**EXERCISE TASK**
Return the complete listing that follows, with each line reproduced exactly.

**LISTED ENTRIES**
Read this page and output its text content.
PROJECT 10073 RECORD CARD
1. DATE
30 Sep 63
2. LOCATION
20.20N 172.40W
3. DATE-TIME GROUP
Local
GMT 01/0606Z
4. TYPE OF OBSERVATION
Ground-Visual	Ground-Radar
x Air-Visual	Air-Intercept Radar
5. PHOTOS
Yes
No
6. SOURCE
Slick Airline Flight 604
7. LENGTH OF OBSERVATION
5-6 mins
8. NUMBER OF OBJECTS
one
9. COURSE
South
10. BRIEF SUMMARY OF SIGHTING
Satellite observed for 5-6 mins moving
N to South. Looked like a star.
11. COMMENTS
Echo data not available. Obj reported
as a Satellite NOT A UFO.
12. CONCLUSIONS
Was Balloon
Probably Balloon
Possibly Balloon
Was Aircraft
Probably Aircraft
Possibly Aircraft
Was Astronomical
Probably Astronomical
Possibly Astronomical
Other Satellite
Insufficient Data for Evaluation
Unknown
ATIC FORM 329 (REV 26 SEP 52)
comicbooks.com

**TASK OUTPUT**
Read this page and output its text content.
PROJECT 10073 RECORD CARD
1. DATE
30 Sep 63
2. LOCATION
20.20N 172.40W
3. DATE-TIME GROUP
Local
GMT 01/0606Z
4. TYPE OF OBSERVATION
Ground-Visual	Ground-Radar
x Air-Visual	Air-Intercept Radar
5. PHOTOS
Yes
No
6. SOURCE
Slick Airline Flight 604
7. LENGTH OF OBSERVATION
5-6 mins
8. NUMBER OF OBJECTS
one
9. COURSE
South
10. BRIEF SUMMARY OF SIGHTING
Satellite observed for 5-6 mins moving
N to South. Looked like a star.
11. COMMENTS
Echo data not available. Obj reported
as a Satellite NOT A UFO.
12. CONCLUSIONS
Was Balloon
Probably Balloon
Possibly Balloon
Was Aircraft
Probably Aircraft
Possibly Aircraft
Was Astronomical
Probably Astronomical
Possibly Astronomical
Other Satellite
Insufficient Data for Evaluation
Unknown
ATIC FORM 329 (REV 26 SEP 52)
comicbooks.com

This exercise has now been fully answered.